Required work: Locate each line in the material below that contains the string "header", and copy those lines out. Case counts.

═══ Recorded data

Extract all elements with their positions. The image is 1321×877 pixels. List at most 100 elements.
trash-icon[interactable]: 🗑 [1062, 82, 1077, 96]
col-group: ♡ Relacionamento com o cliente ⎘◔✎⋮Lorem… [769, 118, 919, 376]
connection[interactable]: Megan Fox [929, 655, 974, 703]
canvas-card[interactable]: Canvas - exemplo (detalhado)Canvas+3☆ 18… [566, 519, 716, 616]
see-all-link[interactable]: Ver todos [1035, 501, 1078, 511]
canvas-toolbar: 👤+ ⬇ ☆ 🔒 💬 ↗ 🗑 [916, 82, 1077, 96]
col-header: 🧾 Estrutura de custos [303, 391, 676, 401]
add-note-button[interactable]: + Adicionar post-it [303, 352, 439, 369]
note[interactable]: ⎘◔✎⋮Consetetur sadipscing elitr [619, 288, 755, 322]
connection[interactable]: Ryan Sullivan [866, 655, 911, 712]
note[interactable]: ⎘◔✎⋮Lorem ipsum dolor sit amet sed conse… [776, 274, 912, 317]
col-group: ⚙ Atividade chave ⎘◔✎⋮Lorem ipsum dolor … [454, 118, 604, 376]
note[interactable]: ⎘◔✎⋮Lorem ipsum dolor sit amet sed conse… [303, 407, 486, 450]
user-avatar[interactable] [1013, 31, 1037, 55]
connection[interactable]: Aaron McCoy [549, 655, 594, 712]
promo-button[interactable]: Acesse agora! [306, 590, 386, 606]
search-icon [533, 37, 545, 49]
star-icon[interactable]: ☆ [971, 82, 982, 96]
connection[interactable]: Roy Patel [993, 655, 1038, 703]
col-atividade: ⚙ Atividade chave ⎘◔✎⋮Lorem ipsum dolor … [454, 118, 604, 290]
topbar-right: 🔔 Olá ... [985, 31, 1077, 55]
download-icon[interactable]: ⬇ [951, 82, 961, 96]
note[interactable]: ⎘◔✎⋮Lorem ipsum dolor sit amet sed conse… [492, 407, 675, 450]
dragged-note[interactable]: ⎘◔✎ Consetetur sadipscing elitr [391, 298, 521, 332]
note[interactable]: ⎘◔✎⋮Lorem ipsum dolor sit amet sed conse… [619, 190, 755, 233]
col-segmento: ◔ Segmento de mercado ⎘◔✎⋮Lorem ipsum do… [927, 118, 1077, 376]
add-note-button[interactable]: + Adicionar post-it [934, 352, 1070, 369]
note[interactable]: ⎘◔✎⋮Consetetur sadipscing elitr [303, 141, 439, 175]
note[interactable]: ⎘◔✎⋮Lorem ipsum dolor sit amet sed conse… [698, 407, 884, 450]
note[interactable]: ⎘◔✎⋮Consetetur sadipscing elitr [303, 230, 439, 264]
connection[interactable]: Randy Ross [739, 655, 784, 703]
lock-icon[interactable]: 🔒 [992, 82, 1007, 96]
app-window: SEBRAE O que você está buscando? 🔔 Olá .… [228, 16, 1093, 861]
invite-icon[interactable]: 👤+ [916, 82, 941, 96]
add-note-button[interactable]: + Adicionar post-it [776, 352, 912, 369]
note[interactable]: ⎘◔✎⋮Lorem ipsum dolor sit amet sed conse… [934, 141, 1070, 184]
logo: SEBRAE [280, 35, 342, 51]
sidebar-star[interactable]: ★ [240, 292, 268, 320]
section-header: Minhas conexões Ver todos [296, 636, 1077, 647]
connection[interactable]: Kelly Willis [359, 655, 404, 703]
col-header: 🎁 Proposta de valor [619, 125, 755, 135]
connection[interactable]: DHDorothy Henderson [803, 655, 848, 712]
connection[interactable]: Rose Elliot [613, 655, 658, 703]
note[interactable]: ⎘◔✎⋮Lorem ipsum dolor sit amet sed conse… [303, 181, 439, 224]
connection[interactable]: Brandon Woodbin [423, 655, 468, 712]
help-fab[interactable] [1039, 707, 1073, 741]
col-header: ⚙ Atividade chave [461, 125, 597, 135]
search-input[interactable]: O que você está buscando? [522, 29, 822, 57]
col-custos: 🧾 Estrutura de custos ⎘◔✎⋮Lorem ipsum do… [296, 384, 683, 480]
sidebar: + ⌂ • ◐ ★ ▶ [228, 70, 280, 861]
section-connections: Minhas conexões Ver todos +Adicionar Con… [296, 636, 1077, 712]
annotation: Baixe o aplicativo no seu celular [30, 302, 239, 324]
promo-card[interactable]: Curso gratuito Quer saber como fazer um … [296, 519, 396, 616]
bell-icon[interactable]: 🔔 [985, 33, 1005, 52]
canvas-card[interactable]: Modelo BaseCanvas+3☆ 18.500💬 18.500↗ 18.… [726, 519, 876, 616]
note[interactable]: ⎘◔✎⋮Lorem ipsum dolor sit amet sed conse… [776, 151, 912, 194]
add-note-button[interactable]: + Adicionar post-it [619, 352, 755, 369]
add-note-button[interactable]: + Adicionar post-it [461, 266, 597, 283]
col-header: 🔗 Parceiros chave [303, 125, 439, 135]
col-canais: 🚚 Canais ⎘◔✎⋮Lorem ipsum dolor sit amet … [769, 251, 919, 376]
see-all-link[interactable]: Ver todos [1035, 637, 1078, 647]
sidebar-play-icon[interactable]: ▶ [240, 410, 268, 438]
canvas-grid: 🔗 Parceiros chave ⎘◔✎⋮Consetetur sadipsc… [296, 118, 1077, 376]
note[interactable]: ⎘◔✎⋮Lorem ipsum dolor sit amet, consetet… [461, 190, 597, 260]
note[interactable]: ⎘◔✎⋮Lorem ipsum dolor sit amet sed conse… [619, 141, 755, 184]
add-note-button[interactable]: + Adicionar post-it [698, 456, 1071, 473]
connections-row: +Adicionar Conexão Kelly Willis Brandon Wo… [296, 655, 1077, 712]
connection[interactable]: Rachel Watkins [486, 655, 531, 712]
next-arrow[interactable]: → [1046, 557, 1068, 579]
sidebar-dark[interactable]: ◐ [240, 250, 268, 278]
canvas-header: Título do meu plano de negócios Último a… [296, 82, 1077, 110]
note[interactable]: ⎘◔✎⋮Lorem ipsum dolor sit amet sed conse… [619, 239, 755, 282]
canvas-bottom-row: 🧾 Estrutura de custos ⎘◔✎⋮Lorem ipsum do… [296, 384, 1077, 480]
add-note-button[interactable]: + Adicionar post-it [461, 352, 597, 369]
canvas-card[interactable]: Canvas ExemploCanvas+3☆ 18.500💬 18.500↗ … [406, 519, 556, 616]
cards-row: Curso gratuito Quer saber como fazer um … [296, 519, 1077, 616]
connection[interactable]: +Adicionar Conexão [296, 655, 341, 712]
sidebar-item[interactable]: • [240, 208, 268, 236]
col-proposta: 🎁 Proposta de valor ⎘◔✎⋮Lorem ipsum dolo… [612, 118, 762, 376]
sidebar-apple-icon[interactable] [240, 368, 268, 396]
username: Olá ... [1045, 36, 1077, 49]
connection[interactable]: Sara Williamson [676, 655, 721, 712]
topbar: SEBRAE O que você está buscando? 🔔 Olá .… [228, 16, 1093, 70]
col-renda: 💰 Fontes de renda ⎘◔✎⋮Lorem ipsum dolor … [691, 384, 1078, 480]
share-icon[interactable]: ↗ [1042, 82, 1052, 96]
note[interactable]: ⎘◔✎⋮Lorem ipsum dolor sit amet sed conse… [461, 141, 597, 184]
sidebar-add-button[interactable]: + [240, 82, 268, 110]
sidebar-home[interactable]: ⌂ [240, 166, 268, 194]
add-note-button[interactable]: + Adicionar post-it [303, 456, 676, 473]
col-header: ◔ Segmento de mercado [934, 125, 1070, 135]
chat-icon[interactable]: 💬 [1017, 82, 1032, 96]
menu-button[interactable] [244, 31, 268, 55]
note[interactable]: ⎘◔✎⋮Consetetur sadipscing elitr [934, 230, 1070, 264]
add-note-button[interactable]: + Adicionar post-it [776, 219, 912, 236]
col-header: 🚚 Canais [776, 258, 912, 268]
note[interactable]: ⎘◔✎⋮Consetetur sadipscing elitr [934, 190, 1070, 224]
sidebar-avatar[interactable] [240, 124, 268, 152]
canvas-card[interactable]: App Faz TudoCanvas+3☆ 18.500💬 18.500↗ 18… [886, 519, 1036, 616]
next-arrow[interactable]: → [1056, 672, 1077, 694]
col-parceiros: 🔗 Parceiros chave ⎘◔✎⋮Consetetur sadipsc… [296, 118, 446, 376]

══════

Exercise output:
col-header: 🧾 Estrutura de custos [303, 391, 676, 401]
section-header: Minhas conexões Ver todos [296, 636, 1077, 647]
col-header: 🎁 Proposta de valor [619, 125, 755, 135]
col-header: ⚙ Atividade chave [461, 125, 597, 135]
col-header: 🔗 Parceiros chave [303, 125, 439, 135]
canvas-header: Título do meu plano de negócios Último a… [296, 82, 1077, 110]
col-header: ◔ Segmento de mercado [934, 125, 1070, 135]
col-header: 🚚 Canais [776, 258, 912, 268]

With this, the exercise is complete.